Identify each line below that contains the word "Pleural", and copy it out.
---------- RECORDS FOR PROCESSING ----------
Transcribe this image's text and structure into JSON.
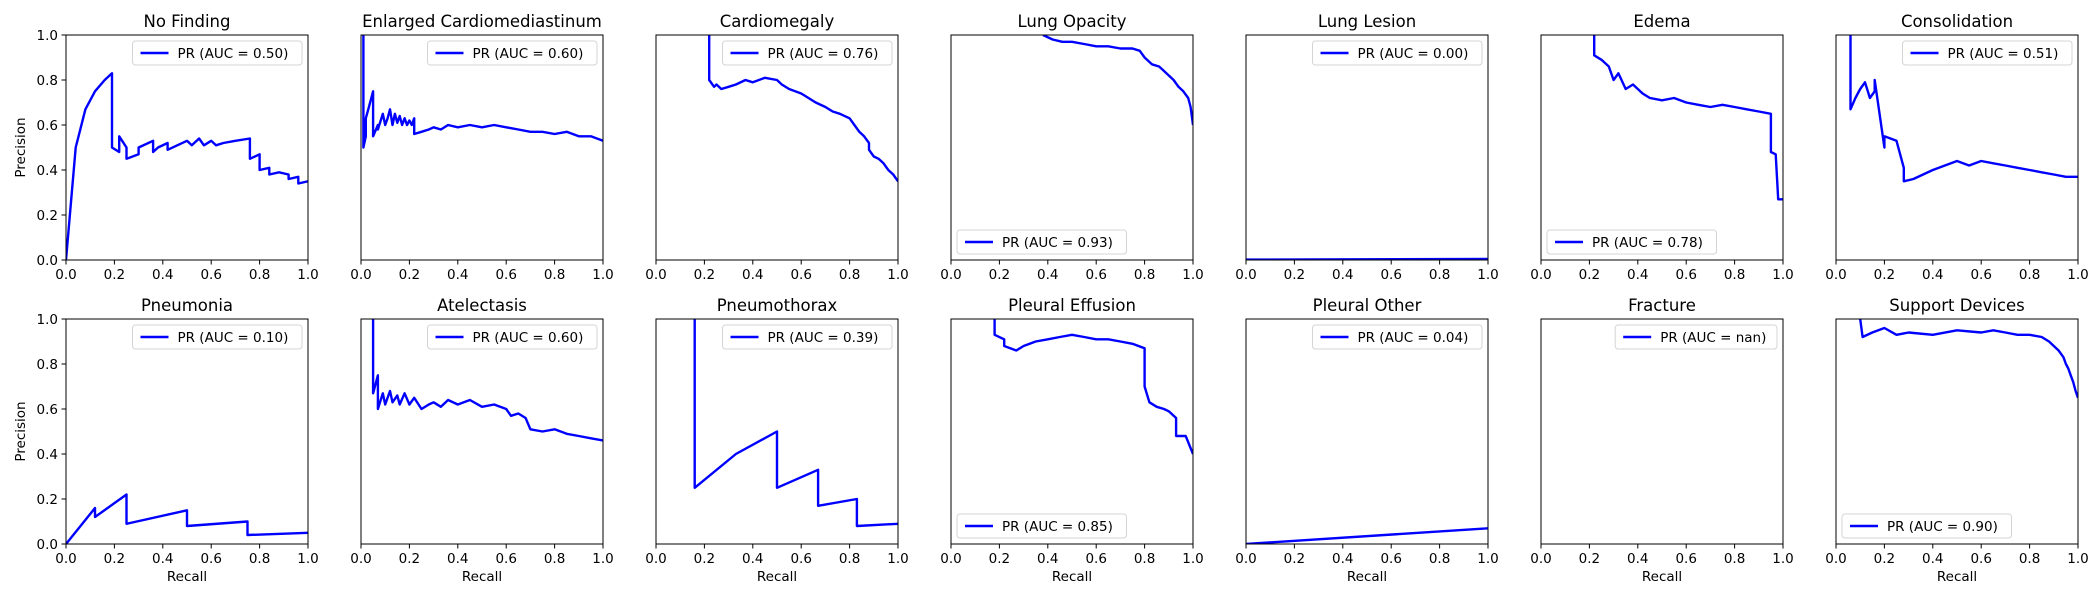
{
  "chart_data": [
    {
      "type": "line",
      "title": "No Finding",
      "xlabel": "",
      "ylabel": "Precision",
      "xlim": [
        0,
        1
      ],
      "ylim": [
        0,
        1
      ],
      "legend": "top-right",
      "series": [
        {
          "name": "PR (AUC = 0.50)",
          "x": [
            0,
            0.04,
            0.08,
            0.12,
            0.16,
            0.19,
            0.19,
            0.22,
            0.22,
            0.25,
            0.25,
            0.3,
            0.3,
            0.36,
            0.36,
            0.38,
            0.38,
            0.42,
            0.42,
            0.46,
            0.5,
            0.52,
            0.55,
            0.57,
            0.6,
            0.62,
            0.65,
            0.7,
            0.76,
            0.76,
            0.8,
            0.8,
            0.84,
            0.84,
            0.88,
            0.92,
            0.92,
            0.96,
            0.96,
            1.0
          ],
          "y": [
            0,
            0.5,
            0.67,
            0.75,
            0.8,
            0.83,
            0.5,
            0.48,
            0.55,
            0.5,
            0.45,
            0.47,
            0.5,
            0.53,
            0.48,
            0.5,
            0.5,
            0.52,
            0.49,
            0.51,
            0.53,
            0.51,
            0.54,
            0.51,
            0.53,
            0.51,
            0.52,
            0.53,
            0.54,
            0.45,
            0.47,
            0.4,
            0.41,
            0.38,
            0.39,
            0.38,
            0.36,
            0.37,
            0.34,
            0.35
          ]
        }
      ]
    },
    {
      "type": "line",
      "title": "Enlarged Cardiomediastinum",
      "xlabel": "",
      "ylabel": "",
      "xlim": [
        0,
        1
      ],
      "ylim": [
        0,
        1
      ],
      "legend": "top-right",
      "series": [
        {
          "name": "PR (AUC = 0.60)",
          "x": [
            0.01,
            0.01,
            0.02,
            0.02,
            0.03,
            0.05,
            0.05,
            0.07,
            0.07,
            0.09,
            0.1,
            0.11,
            0.12,
            0.13,
            0.14,
            0.15,
            0.16,
            0.17,
            0.18,
            0.19,
            0.2,
            0.21,
            0.22,
            0.22,
            0.25,
            0.28,
            0.3,
            0.33,
            0.36,
            0.4,
            0.45,
            0.5,
            0.55,
            0.6,
            0.65,
            0.7,
            0.75,
            0.8,
            0.85,
            0.9,
            0.95,
            1.0
          ],
          "y": [
            1.0,
            0.5,
            0.55,
            0.63,
            0.67,
            0.75,
            0.55,
            0.6,
            0.58,
            0.65,
            0.6,
            0.63,
            0.67,
            0.6,
            0.65,
            0.61,
            0.64,
            0.6,
            0.63,
            0.6,
            0.62,
            0.6,
            0.63,
            0.56,
            0.57,
            0.58,
            0.59,
            0.58,
            0.6,
            0.59,
            0.6,
            0.59,
            0.6,
            0.59,
            0.58,
            0.57,
            0.57,
            0.56,
            0.57,
            0.55,
            0.55,
            0.53
          ]
        }
      ]
    },
    {
      "type": "line",
      "title": "Cardiomegaly",
      "xlabel": "",
      "ylabel": "",
      "xlim": [
        0,
        1
      ],
      "ylim": [
        0,
        1
      ],
      "legend": "top-right",
      "series": [
        {
          "name": "PR (AUC = 0.76)",
          "x": [
            0.22,
            0.22,
            0.24,
            0.25,
            0.27,
            0.3,
            0.33,
            0.37,
            0.4,
            0.45,
            0.5,
            0.52,
            0.55,
            0.6,
            0.63,
            0.66,
            0.7,
            0.73,
            0.76,
            0.8,
            0.82,
            0.84,
            0.86,
            0.88,
            0.88,
            0.9,
            0.92,
            0.94,
            0.96,
            0.98,
            1.0
          ],
          "y": [
            1.0,
            0.8,
            0.77,
            0.78,
            0.76,
            0.77,
            0.78,
            0.8,
            0.79,
            0.81,
            0.8,
            0.78,
            0.76,
            0.74,
            0.72,
            0.7,
            0.68,
            0.66,
            0.65,
            0.63,
            0.6,
            0.57,
            0.55,
            0.52,
            0.49,
            0.46,
            0.45,
            0.43,
            0.4,
            0.38,
            0.35
          ]
        }
      ]
    },
    {
      "type": "line",
      "title": "Lung Opacity",
      "xlabel": "",
      "ylabel": "",
      "xlim": [
        0,
        1
      ],
      "ylim": [
        0,
        1
      ],
      "legend": "bottom-left",
      "series": [
        {
          "name": "PR (AUC = 0.93)",
          "x": [
            0.38,
            0.42,
            0.46,
            0.5,
            0.55,
            0.6,
            0.65,
            0.7,
            0.75,
            0.78,
            0.8,
            0.83,
            0.86,
            0.88,
            0.9,
            0.92,
            0.94,
            0.96,
            0.98,
            0.99,
            1.0
          ],
          "y": [
            1.0,
            0.98,
            0.97,
            0.97,
            0.96,
            0.95,
            0.95,
            0.94,
            0.94,
            0.93,
            0.9,
            0.87,
            0.86,
            0.84,
            0.82,
            0.8,
            0.77,
            0.75,
            0.72,
            0.68,
            0.6
          ]
        }
      ]
    },
    {
      "type": "line",
      "title": "Lung Lesion",
      "xlabel": "",
      "ylabel": "",
      "xlim": [
        0,
        1
      ],
      "ylim": [
        0,
        1
      ],
      "legend": "top-right",
      "series": [
        {
          "name": "PR (AUC = 0.00)",
          "x": [
            0,
            1
          ],
          "y": [
            0.002,
            0.005
          ]
        }
      ]
    },
    {
      "type": "line",
      "title": "Edema",
      "xlabel": "",
      "ylabel": "",
      "xlim": [
        0,
        1
      ],
      "ylim": [
        0,
        1
      ],
      "legend": "bottom-left",
      "series": [
        {
          "name": "PR (AUC = 0.78)",
          "x": [
            0.22,
            0.22,
            0.25,
            0.28,
            0.3,
            0.32,
            0.35,
            0.38,
            0.42,
            0.45,
            0.5,
            0.55,
            0.6,
            0.65,
            0.7,
            0.75,
            0.8,
            0.85,
            0.9,
            0.95,
            0.95,
            0.97,
            0.98,
            1.0
          ],
          "y": [
            1.0,
            0.91,
            0.89,
            0.86,
            0.8,
            0.83,
            0.76,
            0.78,
            0.74,
            0.72,
            0.71,
            0.72,
            0.7,
            0.69,
            0.68,
            0.69,
            0.68,
            0.67,
            0.66,
            0.65,
            0.48,
            0.47,
            0.27,
            0.27
          ]
        }
      ]
    },
    {
      "type": "line",
      "title": "Consolidation",
      "xlabel": "",
      "ylabel": "",
      "xlim": [
        0,
        1
      ],
      "ylim": [
        0,
        1
      ],
      "legend": "top-right",
      "series": [
        {
          "name": "PR (AUC = 0.51)",
          "x": [
            0.06,
            0.06,
            0.08,
            0.1,
            0.12,
            0.14,
            0.16,
            0.16,
            0.2,
            0.2,
            0.25,
            0.28,
            0.28,
            0.32,
            0.36,
            0.4,
            0.45,
            0.5,
            0.55,
            0.6,
            0.65,
            0.7,
            0.75,
            0.8,
            0.85,
            0.9,
            0.95,
            1.0
          ],
          "y": [
            1.0,
            0.67,
            0.72,
            0.76,
            0.79,
            0.72,
            0.75,
            0.8,
            0.5,
            0.55,
            0.53,
            0.41,
            0.35,
            0.36,
            0.38,
            0.4,
            0.42,
            0.44,
            0.42,
            0.44,
            0.43,
            0.42,
            0.41,
            0.4,
            0.39,
            0.38,
            0.37,
            0.37
          ]
        }
      ]
    },
    {
      "type": "line",
      "title": "Pneumonia",
      "xlabel": "Recall",
      "ylabel": "Precision",
      "xlim": [
        0,
        1
      ],
      "ylim": [
        0,
        1
      ],
      "legend": "top-right",
      "series": [
        {
          "name": "PR (AUC = 0.10)",
          "x": [
            0,
            0.12,
            0.12,
            0.25,
            0.25,
            0.5,
            0.5,
            0.75,
            0.75,
            1.0
          ],
          "y": [
            0,
            0.16,
            0.12,
            0.22,
            0.09,
            0.15,
            0.08,
            0.1,
            0.04,
            0.05
          ]
        }
      ]
    },
    {
      "type": "line",
      "title": "Atelectasis",
      "xlabel": "Recall",
      "ylabel": "",
      "xlim": [
        0,
        1
      ],
      "ylim": [
        0,
        1
      ],
      "legend": "top-right",
      "series": [
        {
          "name": "PR (AUC = 0.60)",
          "x": [
            0.05,
            0.05,
            0.07,
            0.07,
            0.09,
            0.1,
            0.12,
            0.13,
            0.15,
            0.16,
            0.18,
            0.2,
            0.22,
            0.25,
            0.28,
            0.3,
            0.33,
            0.36,
            0.4,
            0.45,
            0.5,
            0.55,
            0.6,
            0.62,
            0.65,
            0.68,
            0.7,
            0.75,
            0.8,
            0.85,
            0.9,
            0.95,
            1.0
          ],
          "y": [
            1.0,
            0.67,
            0.75,
            0.6,
            0.67,
            0.62,
            0.68,
            0.63,
            0.66,
            0.62,
            0.67,
            0.62,
            0.65,
            0.6,
            0.62,
            0.63,
            0.61,
            0.64,
            0.62,
            0.64,
            0.61,
            0.62,
            0.6,
            0.57,
            0.58,
            0.56,
            0.51,
            0.5,
            0.51,
            0.49,
            0.48,
            0.47,
            0.46
          ]
        }
      ]
    },
    {
      "type": "line",
      "title": "Pneumothorax",
      "xlabel": "Recall",
      "ylabel": "",
      "xlim": [
        0,
        1
      ],
      "ylim": [
        0,
        1
      ],
      "legend": "top-right",
      "series": [
        {
          "name": "PR (AUC = 0.39)",
          "x": [
            0.16,
            0.16,
            0.33,
            0.5,
            0.5,
            0.67,
            0.67,
            0.83,
            0.83,
            1.0
          ],
          "y": [
            1.0,
            0.25,
            0.4,
            0.5,
            0.25,
            0.33,
            0.17,
            0.2,
            0.08,
            0.09
          ]
        }
      ]
    },
    {
      "type": "line",
      "title": "Pleural Effusion",
      "xlabel": "Recall",
      "ylabel": "",
      "xlim": [
        0,
        1
      ],
      "ylim": [
        0,
        1
      ],
      "legend": "bottom-left",
      "series": [
        {
          "name": "PR (AUC = 0.85)",
          "x": [
            0.18,
            0.18,
            0.22,
            0.22,
            0.27,
            0.3,
            0.35,
            0.4,
            0.45,
            0.5,
            0.55,
            0.6,
            0.65,
            0.7,
            0.75,
            0.8,
            0.8,
            0.82,
            0.85,
            0.88,
            0.9,
            0.93,
            0.93,
            0.97,
            1.0
          ],
          "y": [
            1.0,
            0.93,
            0.91,
            0.88,
            0.86,
            0.88,
            0.9,
            0.91,
            0.92,
            0.93,
            0.92,
            0.91,
            0.91,
            0.9,
            0.89,
            0.87,
            0.7,
            0.63,
            0.61,
            0.6,
            0.59,
            0.56,
            0.48,
            0.48,
            0.4
          ]
        }
      ]
    },
    {
      "type": "line",
      "title": "Pleural Other",
      "xlabel": "Recall",
      "ylabel": "",
      "xlim": [
        0,
        1
      ],
      "ylim": [
        0,
        1
      ],
      "legend": "top-right",
      "series": [
        {
          "name": "PR (AUC = 0.04)",
          "x": [
            0,
            1
          ],
          "y": [
            0,
            0.07
          ]
        }
      ]
    },
    {
      "type": "line",
      "title": "Fracture",
      "xlabel": "Recall",
      "ylabel": "",
      "xlim": [
        0,
        1
      ],
      "ylim": [
        0,
        1
      ],
      "legend": "top-right",
      "series": [
        {
          "name": "PR (AUC = nan)",
          "x": [],
          "y": []
        }
      ]
    },
    {
      "type": "line",
      "title": "Support Devices",
      "xlabel": "Recall",
      "ylabel": "",
      "xlim": [
        0,
        1
      ],
      "ylim": [
        0,
        1
      ],
      "legend": "bottom-left",
      "series": [
        {
          "name": "PR (AUC = 0.90)",
          "x": [
            0.1,
            0.11,
            0.15,
            0.2,
            0.25,
            0.3,
            0.4,
            0.5,
            0.6,
            0.65,
            0.7,
            0.75,
            0.8,
            0.85,
            0.88,
            0.9,
            0.92,
            0.94,
            0.95,
            0.96,
            0.97,
            0.98,
            0.99,
            1.0
          ],
          "y": [
            1.0,
            0.92,
            0.94,
            0.96,
            0.93,
            0.94,
            0.93,
            0.95,
            0.94,
            0.95,
            0.94,
            0.93,
            0.93,
            0.92,
            0.9,
            0.88,
            0.86,
            0.83,
            0.8,
            0.78,
            0.75,
            0.72,
            0.68,
            0.65
          ]
        }
      ]
    }
  ]
}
----------
## ANSWER TO THIS PROBLEM
      "title": "Pleural Effusion",
      "title": "Pleural Other",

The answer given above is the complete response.